Melissa Sargeant on The Orbit Shift Podcast

S02E32

Marketing and the metrics that matter with Melissa Sargeant, CMO of Litmus

Melissa Sargeant, CMO of Litmus, talks about how companies can build a marketing organization as they scale and nail their email marketing strategy.

Chief Marketing Officers have the shortest tenure in the C-suite if you go by some of the recent reports. It turns out, marketing is changing and changing fast, and keeping pace with it isn’t all that easy. 

“The CMO is much more than just the orchestrator of demand programs or awareness programs. They are the orchestrators of the entire customer experience. They understand the market,” says Melissa Sargeant, the chief marketing officer of Litmus, a top email marketing solutions company. 

According to her, successful CMOs connect with larger business outcomes and are able to look at it from a customer experience perspective. In the latest episode of The Orbit Shift Podcast, we talk to Melissa about the qualities startups should look for while hiring CMOs, the red flags to watch out for, scaling the marketing organization, and how email is one of the most effective ways to acquire customers.

(Spatial layout entries)
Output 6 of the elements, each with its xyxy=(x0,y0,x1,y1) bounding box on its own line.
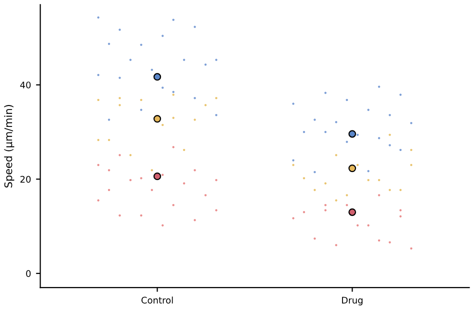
y-axis-title: Speed (µm/min) xyxy=(4,105,14,188)
y-tick-label: 0 xyxy=(26,270,31,277)
y-tick-label: 20 xyxy=(20,176,31,183)
x-tick-label: Drug xyxy=(342,296,363,306)
y-tick-label: 40 xyxy=(20,82,31,88)
x-tick-label: Control xyxy=(141,296,173,304)
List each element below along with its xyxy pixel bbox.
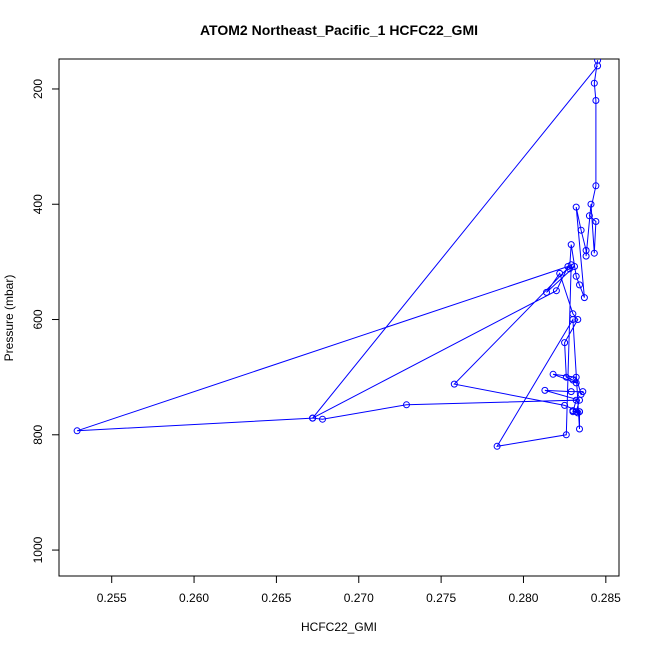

■ Job:
Reproduce the passage of the podcast episode summary above, starting at "Melissa Sargeant on" and ending at "marketing solutions company.".

■ Task output:
Melissa Sargeant on The Orbit Shift Podcast

S02E32

Marketing and the metrics that matter with Melissa Sargeant, CMO of Litmus

Melissa Sargeant, CMO of Litmus, talks about how companies can build a marketing organization as they scale and nail their email marketing strategy.

Chief Marketing Officers have the shortest tenure in the C-suite if you go by some of the recent reports. It turns out, marketing is changing and changing fast, and keeping pace with it isn’t all that easy. 

“The CMO is much more than just the orchestrator of demand programs or awareness programs. They are the orchestrators of the entire customer experience. They understand the market,” says Melissa Sargeant, the chief marketing officer of Litmus, a top email marketing solutions company.